[Written exercise]
Determine how many lines include the string "name". Output that number only.

[Data for this task]
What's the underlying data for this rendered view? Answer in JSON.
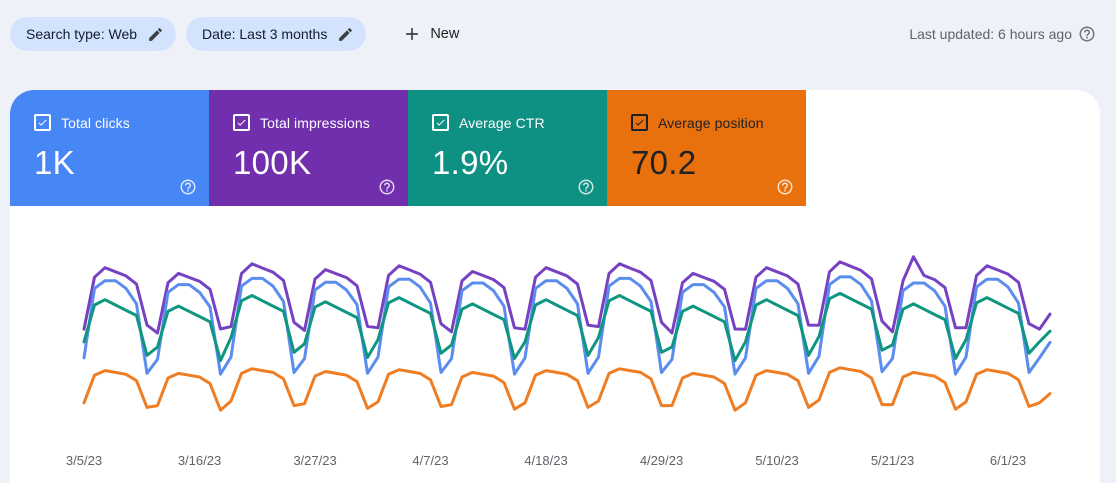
{
  "topbar": {
    "chips": [
      {
        "label": "Search type: Web"
      },
      {
        "label": "Date: Last 3 months"
      }
    ],
    "new_button": {
      "label": "New"
    },
    "last_updated": "Last updated: 6 hours ago"
  },
  "icons": {
    "help_glyph": "?"
  },
  "metric_cards": [
    {
      "id": "clicks",
      "label": "Total clicks",
      "value": "1K",
      "color": "#4786f5",
      "text_color": "#ffffff",
      "checked": true
    },
    {
      "id": "impressions",
      "label": "Total impressions",
      "value": "100K",
      "color": "#712fae",
      "text_color": "#ffffff",
      "checked": true
    },
    {
      "id": "ctr",
      "label": "Average CTR",
      "value": "1.9%",
      "color": "#0e9082",
      "text_color": "#ffffff",
      "checked": true
    },
    {
      "id": "position",
      "label": "Average position",
      "value": "70.2",
      "color": "#e8710d",
      "text_color": "#202124",
      "checked": true
    }
  ],
  "chart_data": {
    "type": "line",
    "x_start": "3/5/23",
    "x_end": "6/5/23",
    "interval": "daily",
    "points": 93,
    "x_ticks": [
      "3/5/23",
      "3/16/23",
      "3/27/23",
      "4/7/23",
      "4/18/23",
      "4/29/23",
      "5/10/23",
      "5/21/23",
      "6/1/23"
    ],
    "grid": false,
    "legend_position": "none",
    "series": [
      {
        "id": "impressions",
        "name": "Total impressions",
        "color": "#7642c2",
        "unit": "impressions",
        "values": [
          950,
          1330,
          1400,
          1370,
          1340,
          1280,
          980,
          922,
          1290,
          1358,
          1329,
          1300,
          1242,
          951,
          969,
          1357,
          1428,
          1397,
          1367,
          1306,
          1000,
          941,
          1317,
          1386,
          1356,
          1327,
          1267,
          970,
          960,
          1343,
          1414,
          1384,
          1353,
          1293,
          990,
          931,
          1303,
          1372,
          1343,
          1313,
          1254,
          960,
          950,
          1330,
          1400,
          1370,
          1340,
          1280,
          980,
          969,
          1357,
          1428,
          1397,
          1367,
          1306,
          1000,
          922,
          1290,
          1358,
          1329,
          1300,
          1242,
          951,
          950,
          1330,
          1400,
          1370,
          1340,
          1280,
          980,
          979,
          1370,
          1442,
          1411,
          1380,
          1318,
          1009,
          931,
          1303,
          1480,
          1343,
          1313,
          1254,
          960,
          960,
          1343,
          1414,
          1384,
          1353,
          1293,
          990,
          950,
          1060
        ]
      },
      {
        "id": "clicks",
        "name": "Total clicks",
        "color": "#5b8def",
        "unit": "clicks",
        "values": [
          7,
          16,
          17,
          17,
          16,
          14,
          5,
          6.8,
          15.5,
          16.5,
          16.5,
          15.5,
          13.6,
          4.9,
          7.1,
          16.3,
          17.3,
          17.3,
          16.3,
          14.3,
          5.1,
          6.9,
          15.8,
          16.8,
          16.8,
          15.8,
          13.9,
          5,
          7.1,
          16.2,
          17.2,
          17.2,
          16.2,
          14.1,
          5.1,
          6.9,
          15.7,
          16.7,
          16.7,
          15.7,
          13.7,
          4.9,
          7,
          16,
          17,
          17,
          16,
          14,
          5,
          7.1,
          16.3,
          17.3,
          17.3,
          16.3,
          14.3,
          5.1,
          6.8,
          15.5,
          16.5,
          16.5,
          15.5,
          13.6,
          4.9,
          7,
          16,
          17,
          17,
          16,
          14,
          5,
          7.2,
          16.5,
          17.5,
          17.5,
          16.5,
          14.4,
          5.2,
          6.9,
          15.7,
          16.7,
          16.7,
          15.7,
          13.7,
          4.9,
          7.1,
          16.2,
          17.2,
          17.2,
          16.2,
          14.1,
          5.1,
          7,
          9
        ]
      },
      {
        "id": "ctr",
        "name": "Average CTR",
        "color": "#0f9681",
        "unit": "%",
        "values": [
          1.75,
          2.1,
          2.15,
          2.1,
          2.05,
          2,
          1.62,
          1.7,
          2.04,
          2.09,
          2.04,
          1.99,
          1.94,
          1.57,
          1.79,
          2.14,
          2.19,
          2.14,
          2.09,
          2.04,
          1.65,
          1.73,
          2.08,
          2.13,
          2.08,
          2.03,
          1.98,
          1.6,
          1.77,
          2.12,
          2.17,
          2.12,
          2.07,
          2.02,
          1.64,
          1.72,
          2.06,
          2.11,
          2.06,
          2.01,
          1.96,
          1.59,
          1.75,
          2.1,
          2.15,
          2.1,
          2.05,
          2,
          1.62,
          1.79,
          2.14,
          2.19,
          2.14,
          2.09,
          2.04,
          1.65,
          1.7,
          2.04,
          2.09,
          2.04,
          1.99,
          1.94,
          1.57,
          1.75,
          2.1,
          2.15,
          2.1,
          2.05,
          2,
          1.62,
          1.8,
          2.16,
          2.21,
          2.16,
          2.11,
          2.06,
          1.67,
          1.72,
          2.06,
          2.11,
          2.06,
          2.01,
          1.96,
          1.59,
          1.77,
          2.12,
          2.17,
          2.12,
          2.07,
          2.02,
          1.64,
          1.75,
          1.85
        ]
      },
      {
        "id": "position",
        "name": "Average position",
        "color": "#ee7d23",
        "unit": "position",
        "invert": true,
        "values": [
          72.5,
          69.5,
          69,
          69.2,
          69.4,
          70.1,
          73,
          72.8,
          69.8,
          69.3,
          69.5,
          69.7,
          70.4,
          73.3,
          72.3,
          69.3,
          68.8,
          69,
          69.2,
          69.9,
          72.8,
          72.6,
          69.6,
          69.1,
          69.3,
          69.5,
          70.2,
          73.1,
          72.4,
          69.4,
          68.9,
          69.1,
          69.3,
          70,
          72.9,
          72.7,
          69.7,
          69.2,
          69.4,
          69.6,
          70.3,
          73.2,
          72.5,
          69.5,
          69,
          69.2,
          69.4,
          70.1,
          73,
          72.3,
          69.3,
          68.8,
          69,
          69.2,
          69.9,
          72.8,
          72.8,
          69.8,
          69.3,
          69.5,
          69.7,
          70.4,
          73.3,
          72.5,
          69.5,
          69,
          69.2,
          69.4,
          70.1,
          73,
          72.2,
          69.2,
          68.7,
          68.9,
          69.1,
          69.8,
          72.7,
          72.7,
          69.7,
          69.2,
          69.4,
          69.6,
          70.3,
          73.2,
          72.4,
          69.4,
          68.9,
          69.1,
          69.3,
          70,
          72.9,
          72.5,
          71.5
        ]
      }
    ]
  }
}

[Solution below]
4